§ **Recorded information**:
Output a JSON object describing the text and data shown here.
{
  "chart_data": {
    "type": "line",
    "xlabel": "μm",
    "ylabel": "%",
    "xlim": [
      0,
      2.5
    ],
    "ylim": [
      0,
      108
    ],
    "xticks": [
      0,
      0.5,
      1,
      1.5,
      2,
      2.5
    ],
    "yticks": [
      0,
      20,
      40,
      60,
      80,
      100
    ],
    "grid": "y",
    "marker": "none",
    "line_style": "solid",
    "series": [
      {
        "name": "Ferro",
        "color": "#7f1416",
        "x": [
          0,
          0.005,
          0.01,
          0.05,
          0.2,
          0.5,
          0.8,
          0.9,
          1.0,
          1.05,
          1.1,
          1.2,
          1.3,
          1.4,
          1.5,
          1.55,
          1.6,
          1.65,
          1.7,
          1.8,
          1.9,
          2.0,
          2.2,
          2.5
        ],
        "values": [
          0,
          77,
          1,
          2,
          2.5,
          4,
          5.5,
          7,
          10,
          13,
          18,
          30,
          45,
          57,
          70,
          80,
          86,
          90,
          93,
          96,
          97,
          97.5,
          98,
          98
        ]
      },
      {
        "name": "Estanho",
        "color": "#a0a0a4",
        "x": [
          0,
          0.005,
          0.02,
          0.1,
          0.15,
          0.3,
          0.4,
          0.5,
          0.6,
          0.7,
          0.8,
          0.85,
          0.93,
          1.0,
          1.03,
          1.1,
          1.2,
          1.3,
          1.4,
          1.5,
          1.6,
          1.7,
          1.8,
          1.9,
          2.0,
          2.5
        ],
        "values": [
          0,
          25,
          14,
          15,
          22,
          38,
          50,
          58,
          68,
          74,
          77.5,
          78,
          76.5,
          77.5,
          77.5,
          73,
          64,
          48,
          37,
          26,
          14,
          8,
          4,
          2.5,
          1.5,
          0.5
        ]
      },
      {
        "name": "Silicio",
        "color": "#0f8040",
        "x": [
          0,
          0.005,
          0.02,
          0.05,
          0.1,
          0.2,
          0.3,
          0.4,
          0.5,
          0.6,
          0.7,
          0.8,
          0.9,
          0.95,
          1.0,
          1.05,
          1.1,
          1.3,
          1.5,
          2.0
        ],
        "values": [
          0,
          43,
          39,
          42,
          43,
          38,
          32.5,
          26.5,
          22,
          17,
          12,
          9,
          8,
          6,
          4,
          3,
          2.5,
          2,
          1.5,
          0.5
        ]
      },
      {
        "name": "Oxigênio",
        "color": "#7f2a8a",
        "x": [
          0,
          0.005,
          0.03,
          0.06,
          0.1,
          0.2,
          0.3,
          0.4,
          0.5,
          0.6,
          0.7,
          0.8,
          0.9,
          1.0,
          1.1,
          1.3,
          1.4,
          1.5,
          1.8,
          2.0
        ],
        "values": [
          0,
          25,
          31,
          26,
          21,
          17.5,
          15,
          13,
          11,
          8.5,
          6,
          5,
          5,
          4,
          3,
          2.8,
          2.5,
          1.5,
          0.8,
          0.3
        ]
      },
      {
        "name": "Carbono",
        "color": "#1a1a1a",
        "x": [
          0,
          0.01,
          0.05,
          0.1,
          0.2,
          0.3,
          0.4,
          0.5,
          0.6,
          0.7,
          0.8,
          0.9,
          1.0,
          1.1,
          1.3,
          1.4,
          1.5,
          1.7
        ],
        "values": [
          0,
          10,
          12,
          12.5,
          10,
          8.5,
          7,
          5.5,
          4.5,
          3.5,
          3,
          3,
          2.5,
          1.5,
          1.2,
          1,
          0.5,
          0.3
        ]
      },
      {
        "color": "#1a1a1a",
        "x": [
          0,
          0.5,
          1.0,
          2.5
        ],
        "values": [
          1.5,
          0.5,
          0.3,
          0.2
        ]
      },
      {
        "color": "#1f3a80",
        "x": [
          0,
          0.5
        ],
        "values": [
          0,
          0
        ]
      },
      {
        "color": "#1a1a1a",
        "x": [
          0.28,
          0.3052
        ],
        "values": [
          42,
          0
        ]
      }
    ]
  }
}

§ **Work to complete**: Pull every line holding "name" out of the records.

§ **Answer below**:
        "name": "Ferro",
        "name": "Estanho",
        "name": "Silicio",
        "name": "Oxigênio",
        "name": "Carbono",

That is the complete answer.